* _Problem requirements_: Search the records for "transgenic" and copy each line that holds it.

*** Record set Section Begins ***

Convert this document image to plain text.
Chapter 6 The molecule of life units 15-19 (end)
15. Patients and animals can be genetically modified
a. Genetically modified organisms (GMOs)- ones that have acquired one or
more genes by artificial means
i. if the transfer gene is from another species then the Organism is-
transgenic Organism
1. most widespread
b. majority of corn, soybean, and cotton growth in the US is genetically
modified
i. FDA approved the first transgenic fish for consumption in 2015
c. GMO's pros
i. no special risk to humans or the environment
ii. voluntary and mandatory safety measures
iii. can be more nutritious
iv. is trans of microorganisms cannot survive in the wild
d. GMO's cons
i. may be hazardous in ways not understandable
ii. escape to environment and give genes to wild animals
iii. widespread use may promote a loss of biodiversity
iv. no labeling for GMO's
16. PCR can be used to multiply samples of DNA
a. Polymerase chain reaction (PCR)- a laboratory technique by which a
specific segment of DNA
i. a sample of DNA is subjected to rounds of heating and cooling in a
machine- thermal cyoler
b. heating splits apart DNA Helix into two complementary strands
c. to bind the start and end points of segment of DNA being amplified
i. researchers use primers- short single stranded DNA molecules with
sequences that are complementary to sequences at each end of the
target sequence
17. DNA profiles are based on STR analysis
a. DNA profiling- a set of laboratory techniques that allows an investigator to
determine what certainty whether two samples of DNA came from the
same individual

*** Record set Section Ends ***
*** Record set Section Begins ***

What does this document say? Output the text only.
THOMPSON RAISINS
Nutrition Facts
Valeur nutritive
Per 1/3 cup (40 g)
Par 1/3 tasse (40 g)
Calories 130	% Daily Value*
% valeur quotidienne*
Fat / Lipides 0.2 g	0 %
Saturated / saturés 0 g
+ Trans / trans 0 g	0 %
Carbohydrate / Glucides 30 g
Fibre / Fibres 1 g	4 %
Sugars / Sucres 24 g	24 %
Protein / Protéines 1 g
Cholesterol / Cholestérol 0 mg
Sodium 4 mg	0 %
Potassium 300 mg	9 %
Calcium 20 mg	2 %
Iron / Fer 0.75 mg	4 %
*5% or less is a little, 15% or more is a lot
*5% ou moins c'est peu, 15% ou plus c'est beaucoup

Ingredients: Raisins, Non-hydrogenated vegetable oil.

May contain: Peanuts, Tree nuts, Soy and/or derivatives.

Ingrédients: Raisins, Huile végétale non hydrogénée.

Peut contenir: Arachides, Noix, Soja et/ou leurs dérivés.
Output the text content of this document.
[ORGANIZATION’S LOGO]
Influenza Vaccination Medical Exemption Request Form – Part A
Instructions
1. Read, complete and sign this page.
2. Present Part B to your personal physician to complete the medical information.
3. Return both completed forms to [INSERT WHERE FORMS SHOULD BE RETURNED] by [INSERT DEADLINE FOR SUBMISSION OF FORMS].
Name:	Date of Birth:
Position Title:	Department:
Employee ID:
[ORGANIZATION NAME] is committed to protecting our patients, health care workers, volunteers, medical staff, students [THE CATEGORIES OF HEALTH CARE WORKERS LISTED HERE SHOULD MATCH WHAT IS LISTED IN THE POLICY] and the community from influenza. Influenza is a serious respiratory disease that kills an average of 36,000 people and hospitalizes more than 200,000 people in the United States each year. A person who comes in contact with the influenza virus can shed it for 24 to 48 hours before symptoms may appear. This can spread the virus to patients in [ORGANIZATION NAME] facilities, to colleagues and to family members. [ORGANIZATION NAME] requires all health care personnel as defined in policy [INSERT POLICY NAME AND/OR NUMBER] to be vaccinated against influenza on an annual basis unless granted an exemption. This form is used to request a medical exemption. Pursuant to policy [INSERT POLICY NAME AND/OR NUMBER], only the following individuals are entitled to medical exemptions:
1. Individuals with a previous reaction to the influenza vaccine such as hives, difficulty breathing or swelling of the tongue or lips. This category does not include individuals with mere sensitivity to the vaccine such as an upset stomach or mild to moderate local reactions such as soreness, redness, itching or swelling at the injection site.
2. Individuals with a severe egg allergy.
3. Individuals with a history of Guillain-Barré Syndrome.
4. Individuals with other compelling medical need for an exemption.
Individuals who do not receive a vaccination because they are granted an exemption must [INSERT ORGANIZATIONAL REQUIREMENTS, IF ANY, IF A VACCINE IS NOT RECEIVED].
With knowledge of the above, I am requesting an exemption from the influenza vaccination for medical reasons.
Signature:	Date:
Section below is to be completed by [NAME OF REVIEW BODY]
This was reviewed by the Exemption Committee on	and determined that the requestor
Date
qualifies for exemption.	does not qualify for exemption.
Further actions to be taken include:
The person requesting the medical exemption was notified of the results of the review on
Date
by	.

*** Record set Section Ends ***

* _Task solution_:
transgenic Organism
i. FDA approved the first transgenic fish for consumption in 2015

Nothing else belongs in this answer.